* TASK DIRECTIONS: Copy out all lines with the word "tuyến" in them.

(Data excerpts)
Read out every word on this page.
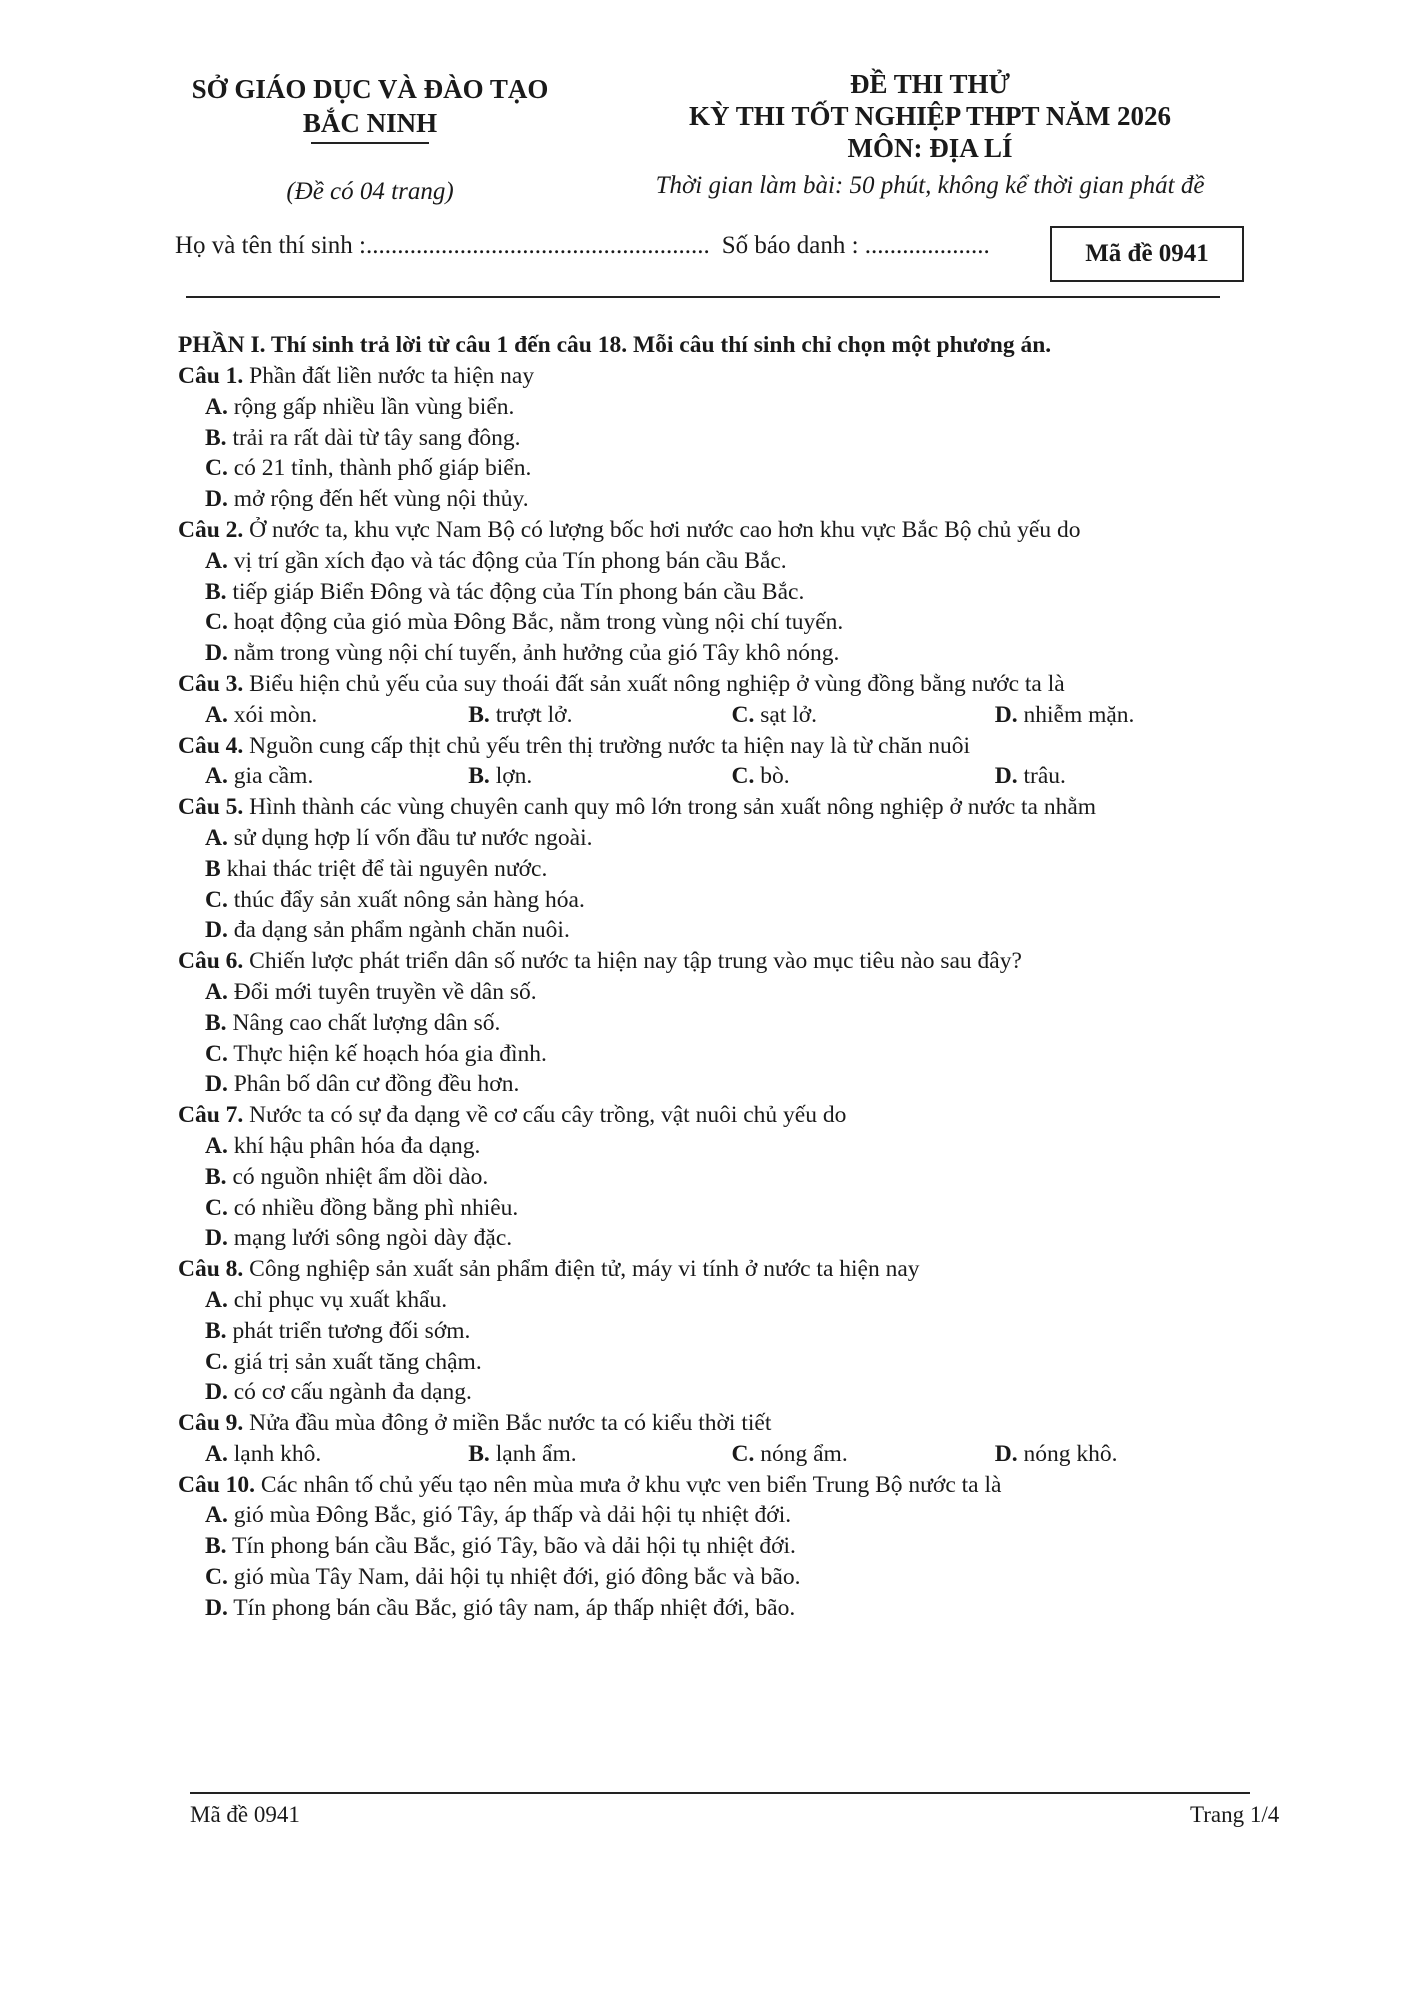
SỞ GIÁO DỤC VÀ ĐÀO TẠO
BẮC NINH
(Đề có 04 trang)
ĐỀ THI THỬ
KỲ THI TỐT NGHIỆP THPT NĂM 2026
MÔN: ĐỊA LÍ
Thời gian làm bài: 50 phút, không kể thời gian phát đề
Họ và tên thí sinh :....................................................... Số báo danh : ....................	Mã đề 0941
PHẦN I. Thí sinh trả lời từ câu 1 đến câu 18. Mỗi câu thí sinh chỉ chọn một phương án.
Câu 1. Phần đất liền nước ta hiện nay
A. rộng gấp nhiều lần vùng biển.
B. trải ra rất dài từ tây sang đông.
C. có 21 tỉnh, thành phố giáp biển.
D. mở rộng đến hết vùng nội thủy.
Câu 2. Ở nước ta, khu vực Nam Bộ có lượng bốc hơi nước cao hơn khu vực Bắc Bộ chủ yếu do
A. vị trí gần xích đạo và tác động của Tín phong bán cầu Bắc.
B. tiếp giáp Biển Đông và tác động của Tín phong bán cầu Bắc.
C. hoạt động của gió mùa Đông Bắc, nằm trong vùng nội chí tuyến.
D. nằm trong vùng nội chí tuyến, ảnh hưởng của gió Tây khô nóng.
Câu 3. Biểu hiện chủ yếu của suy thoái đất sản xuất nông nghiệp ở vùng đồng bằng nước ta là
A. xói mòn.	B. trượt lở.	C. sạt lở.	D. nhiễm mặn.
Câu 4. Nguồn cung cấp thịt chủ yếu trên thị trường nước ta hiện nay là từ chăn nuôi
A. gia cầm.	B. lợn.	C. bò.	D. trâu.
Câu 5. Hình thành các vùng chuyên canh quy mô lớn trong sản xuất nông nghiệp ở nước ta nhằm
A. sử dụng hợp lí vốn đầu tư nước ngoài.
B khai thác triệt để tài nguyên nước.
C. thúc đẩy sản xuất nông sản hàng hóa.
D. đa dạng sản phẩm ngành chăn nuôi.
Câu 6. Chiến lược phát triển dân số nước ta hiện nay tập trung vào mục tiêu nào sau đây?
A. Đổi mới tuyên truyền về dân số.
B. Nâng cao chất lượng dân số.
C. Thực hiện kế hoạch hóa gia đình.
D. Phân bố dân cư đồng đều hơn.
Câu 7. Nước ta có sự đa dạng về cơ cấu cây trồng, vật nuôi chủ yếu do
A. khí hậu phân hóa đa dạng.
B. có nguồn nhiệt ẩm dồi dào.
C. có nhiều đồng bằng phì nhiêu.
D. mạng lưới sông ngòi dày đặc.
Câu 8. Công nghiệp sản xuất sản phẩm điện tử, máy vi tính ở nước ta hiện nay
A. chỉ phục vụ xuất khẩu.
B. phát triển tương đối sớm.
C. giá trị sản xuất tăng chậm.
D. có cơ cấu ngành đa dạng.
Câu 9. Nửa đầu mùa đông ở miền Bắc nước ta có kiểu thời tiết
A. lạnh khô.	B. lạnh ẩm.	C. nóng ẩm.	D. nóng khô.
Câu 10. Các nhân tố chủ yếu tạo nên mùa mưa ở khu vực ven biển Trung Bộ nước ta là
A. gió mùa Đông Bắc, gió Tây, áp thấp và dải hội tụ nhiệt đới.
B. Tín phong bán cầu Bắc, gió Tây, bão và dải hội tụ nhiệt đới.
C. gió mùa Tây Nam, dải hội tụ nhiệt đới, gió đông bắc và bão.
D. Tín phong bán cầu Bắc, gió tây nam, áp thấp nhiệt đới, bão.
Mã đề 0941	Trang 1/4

==

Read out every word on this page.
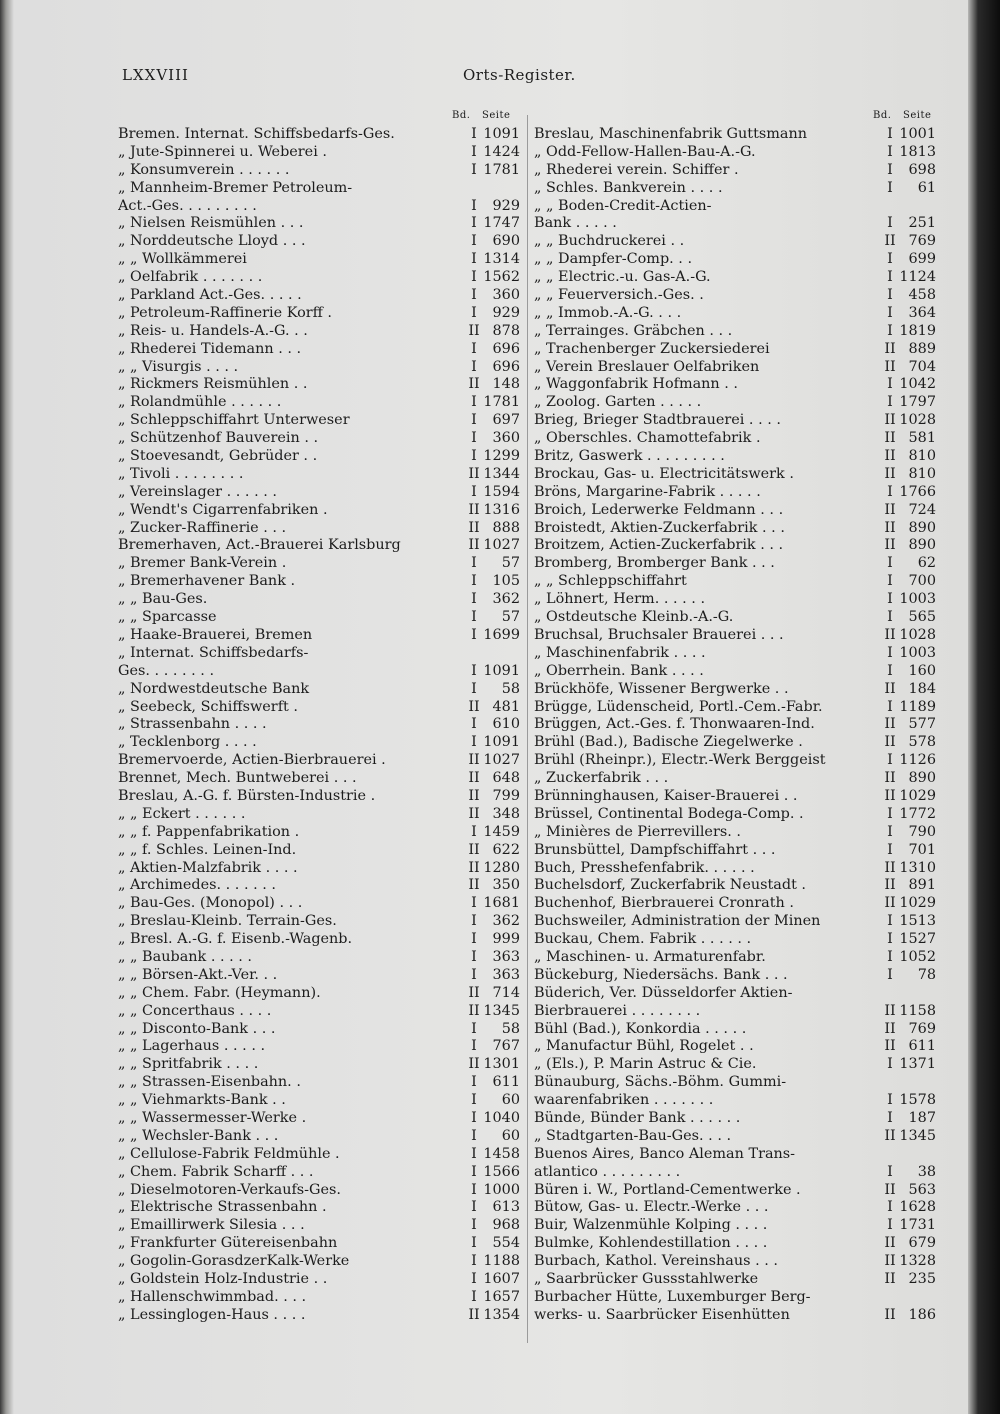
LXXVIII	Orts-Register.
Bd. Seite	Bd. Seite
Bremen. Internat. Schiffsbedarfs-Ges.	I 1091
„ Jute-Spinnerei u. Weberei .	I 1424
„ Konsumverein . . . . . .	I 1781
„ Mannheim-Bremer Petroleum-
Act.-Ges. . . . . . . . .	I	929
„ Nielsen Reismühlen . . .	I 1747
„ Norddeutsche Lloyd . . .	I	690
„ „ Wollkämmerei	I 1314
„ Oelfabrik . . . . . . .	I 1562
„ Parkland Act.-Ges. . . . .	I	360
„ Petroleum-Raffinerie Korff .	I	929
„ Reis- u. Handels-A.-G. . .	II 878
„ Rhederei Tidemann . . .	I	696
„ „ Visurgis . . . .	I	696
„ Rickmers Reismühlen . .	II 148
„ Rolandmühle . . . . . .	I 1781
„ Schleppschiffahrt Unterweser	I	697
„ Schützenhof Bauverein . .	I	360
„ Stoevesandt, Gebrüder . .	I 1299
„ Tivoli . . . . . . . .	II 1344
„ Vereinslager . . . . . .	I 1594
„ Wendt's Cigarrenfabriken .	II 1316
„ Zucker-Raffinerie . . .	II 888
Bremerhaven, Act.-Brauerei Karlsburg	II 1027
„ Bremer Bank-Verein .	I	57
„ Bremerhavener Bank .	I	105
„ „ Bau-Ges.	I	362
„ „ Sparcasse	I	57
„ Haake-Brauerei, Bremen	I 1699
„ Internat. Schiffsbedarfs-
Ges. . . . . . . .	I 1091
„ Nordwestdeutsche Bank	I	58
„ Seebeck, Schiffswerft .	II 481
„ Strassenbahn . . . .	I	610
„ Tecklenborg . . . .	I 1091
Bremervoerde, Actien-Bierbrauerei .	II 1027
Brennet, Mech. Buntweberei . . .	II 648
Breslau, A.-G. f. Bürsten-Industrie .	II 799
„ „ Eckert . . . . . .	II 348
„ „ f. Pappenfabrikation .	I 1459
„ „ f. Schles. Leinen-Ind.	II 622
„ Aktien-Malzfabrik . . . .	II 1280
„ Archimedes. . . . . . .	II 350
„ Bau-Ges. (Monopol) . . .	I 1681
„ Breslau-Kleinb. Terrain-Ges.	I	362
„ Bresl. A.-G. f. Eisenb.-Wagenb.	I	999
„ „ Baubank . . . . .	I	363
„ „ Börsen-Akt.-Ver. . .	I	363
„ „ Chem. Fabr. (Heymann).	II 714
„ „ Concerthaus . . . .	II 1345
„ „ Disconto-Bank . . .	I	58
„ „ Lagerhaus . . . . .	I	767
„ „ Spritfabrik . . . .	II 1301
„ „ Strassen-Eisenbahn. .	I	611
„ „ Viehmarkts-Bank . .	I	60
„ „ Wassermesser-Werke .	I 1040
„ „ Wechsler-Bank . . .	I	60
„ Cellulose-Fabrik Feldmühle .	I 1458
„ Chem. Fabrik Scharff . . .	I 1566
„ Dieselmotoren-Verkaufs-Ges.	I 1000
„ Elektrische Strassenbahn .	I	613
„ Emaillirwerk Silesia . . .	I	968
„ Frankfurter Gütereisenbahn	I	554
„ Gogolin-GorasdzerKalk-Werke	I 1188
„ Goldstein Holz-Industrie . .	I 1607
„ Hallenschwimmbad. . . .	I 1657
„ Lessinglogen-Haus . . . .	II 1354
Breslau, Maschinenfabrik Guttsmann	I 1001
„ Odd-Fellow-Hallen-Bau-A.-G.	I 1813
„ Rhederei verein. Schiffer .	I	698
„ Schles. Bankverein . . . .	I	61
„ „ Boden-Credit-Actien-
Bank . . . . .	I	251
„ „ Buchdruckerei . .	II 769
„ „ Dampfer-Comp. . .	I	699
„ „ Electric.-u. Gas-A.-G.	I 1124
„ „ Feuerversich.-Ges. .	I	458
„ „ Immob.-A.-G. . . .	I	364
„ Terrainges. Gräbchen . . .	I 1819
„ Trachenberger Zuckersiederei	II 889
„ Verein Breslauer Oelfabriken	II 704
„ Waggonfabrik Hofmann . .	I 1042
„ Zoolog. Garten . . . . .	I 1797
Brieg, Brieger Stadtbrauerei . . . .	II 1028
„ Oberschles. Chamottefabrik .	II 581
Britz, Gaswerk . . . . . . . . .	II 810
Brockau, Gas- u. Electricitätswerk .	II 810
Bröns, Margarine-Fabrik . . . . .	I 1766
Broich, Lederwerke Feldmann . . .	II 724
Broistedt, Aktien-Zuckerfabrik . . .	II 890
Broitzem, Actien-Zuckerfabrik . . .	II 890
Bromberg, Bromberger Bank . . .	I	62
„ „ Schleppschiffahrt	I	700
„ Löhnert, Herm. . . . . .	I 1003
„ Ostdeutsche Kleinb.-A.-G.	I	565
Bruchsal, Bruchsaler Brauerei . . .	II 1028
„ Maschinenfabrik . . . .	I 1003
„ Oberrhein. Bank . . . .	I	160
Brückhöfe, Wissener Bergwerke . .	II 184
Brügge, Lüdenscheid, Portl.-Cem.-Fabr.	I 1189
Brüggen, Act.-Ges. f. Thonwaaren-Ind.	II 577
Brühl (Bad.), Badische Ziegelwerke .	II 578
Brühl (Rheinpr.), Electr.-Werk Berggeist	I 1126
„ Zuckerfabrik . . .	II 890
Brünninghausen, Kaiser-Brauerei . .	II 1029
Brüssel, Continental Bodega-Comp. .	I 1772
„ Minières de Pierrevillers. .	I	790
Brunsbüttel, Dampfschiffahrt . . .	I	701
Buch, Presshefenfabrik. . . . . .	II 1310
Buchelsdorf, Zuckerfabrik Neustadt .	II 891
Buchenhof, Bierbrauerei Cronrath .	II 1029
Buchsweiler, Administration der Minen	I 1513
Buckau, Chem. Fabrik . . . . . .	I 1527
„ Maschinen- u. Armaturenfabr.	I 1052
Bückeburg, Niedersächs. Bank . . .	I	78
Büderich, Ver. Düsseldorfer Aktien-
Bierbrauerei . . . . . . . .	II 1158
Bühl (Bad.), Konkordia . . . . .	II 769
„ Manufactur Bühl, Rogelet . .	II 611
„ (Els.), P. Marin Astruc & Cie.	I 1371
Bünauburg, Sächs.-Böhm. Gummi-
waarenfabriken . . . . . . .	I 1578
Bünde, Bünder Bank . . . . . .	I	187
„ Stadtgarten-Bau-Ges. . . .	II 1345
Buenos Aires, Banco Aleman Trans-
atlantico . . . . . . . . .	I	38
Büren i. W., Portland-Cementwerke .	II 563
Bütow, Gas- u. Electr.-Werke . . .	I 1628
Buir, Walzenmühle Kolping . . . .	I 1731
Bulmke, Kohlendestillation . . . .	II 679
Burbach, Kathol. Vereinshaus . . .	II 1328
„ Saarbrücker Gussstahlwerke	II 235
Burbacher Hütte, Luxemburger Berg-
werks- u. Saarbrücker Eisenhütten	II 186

* * *

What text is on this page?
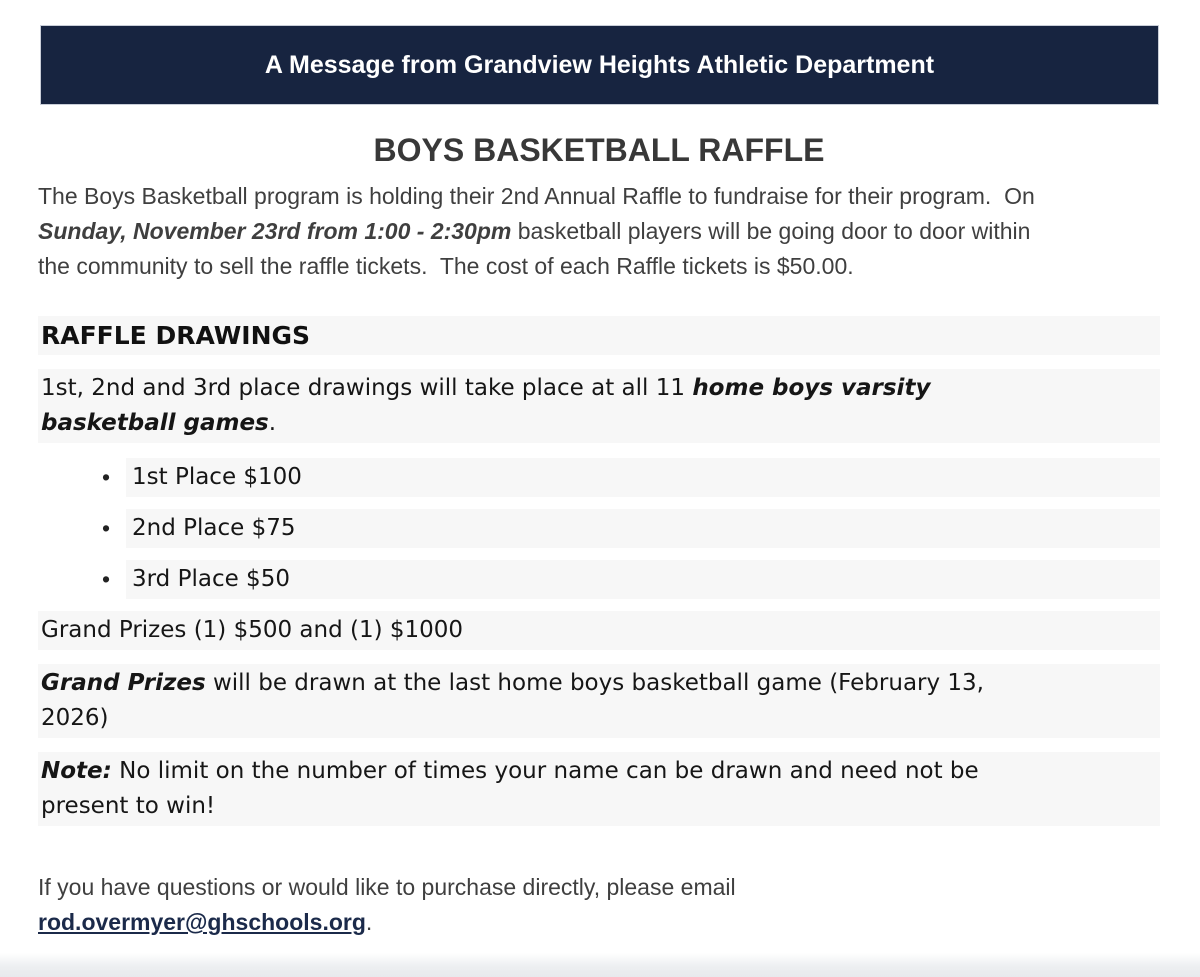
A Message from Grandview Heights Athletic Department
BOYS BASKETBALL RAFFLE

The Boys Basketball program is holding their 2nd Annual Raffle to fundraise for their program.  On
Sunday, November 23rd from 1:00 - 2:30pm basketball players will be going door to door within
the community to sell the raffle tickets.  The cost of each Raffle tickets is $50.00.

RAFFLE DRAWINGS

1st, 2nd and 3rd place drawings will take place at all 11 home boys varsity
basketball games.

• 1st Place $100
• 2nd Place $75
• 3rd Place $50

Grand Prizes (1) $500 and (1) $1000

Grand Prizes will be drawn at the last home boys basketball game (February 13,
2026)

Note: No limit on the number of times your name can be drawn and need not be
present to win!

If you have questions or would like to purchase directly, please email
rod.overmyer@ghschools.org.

* WRITTEN ANSWER:
C. hoạt động của gió mùa Đông Bắc, nằm trong vùng nội chí tuyến.
D. nằm trong vùng nội chí tuyến, ảnh hưởng của gió Tây khô nóng.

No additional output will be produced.